**GOAL OF THE EXERCISE:** Collect each line of the entries that holds the string "removal".

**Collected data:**

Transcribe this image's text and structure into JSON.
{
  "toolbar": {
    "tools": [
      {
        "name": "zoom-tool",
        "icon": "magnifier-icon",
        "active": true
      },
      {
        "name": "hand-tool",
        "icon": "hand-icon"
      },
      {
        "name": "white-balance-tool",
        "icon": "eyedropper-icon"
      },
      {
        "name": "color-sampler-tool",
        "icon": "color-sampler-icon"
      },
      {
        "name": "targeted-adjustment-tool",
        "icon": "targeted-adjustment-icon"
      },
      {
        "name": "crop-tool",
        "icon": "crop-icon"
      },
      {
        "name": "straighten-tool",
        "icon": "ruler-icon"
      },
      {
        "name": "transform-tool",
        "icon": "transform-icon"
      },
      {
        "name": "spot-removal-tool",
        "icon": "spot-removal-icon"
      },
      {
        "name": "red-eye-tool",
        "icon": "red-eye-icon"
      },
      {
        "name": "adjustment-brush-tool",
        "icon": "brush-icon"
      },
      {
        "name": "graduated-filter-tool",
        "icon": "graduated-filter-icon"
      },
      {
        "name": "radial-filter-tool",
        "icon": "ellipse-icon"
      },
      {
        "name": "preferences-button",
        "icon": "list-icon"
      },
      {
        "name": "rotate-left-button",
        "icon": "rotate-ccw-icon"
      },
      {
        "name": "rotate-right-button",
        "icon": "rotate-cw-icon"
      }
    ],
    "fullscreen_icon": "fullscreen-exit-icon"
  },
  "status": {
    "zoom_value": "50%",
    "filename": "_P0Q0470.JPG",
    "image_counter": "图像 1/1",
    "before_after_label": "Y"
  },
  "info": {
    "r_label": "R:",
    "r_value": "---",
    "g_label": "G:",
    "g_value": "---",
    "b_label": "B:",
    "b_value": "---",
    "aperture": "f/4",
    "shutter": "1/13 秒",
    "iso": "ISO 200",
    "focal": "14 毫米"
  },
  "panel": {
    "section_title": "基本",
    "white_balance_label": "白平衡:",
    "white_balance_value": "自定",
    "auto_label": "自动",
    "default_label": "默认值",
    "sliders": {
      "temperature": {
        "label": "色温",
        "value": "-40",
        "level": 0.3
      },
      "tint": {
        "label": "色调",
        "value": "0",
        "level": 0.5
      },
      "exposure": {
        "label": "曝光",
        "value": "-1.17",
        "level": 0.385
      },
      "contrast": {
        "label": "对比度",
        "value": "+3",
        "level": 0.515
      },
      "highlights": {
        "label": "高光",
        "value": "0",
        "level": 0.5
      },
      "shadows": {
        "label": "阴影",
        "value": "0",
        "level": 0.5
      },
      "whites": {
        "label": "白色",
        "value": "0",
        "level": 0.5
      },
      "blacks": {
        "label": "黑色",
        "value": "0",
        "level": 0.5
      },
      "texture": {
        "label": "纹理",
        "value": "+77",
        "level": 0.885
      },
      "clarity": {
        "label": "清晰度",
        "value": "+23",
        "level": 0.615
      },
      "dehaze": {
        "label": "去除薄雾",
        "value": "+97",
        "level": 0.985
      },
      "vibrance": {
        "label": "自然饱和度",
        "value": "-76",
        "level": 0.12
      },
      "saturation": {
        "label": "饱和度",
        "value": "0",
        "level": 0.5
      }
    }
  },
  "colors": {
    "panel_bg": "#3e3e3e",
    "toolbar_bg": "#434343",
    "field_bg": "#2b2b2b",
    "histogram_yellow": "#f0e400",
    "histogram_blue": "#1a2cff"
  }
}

**TASK SOLUTION:**
        "name": "spot-removal-tool",
        "icon": "spot-removal-icon"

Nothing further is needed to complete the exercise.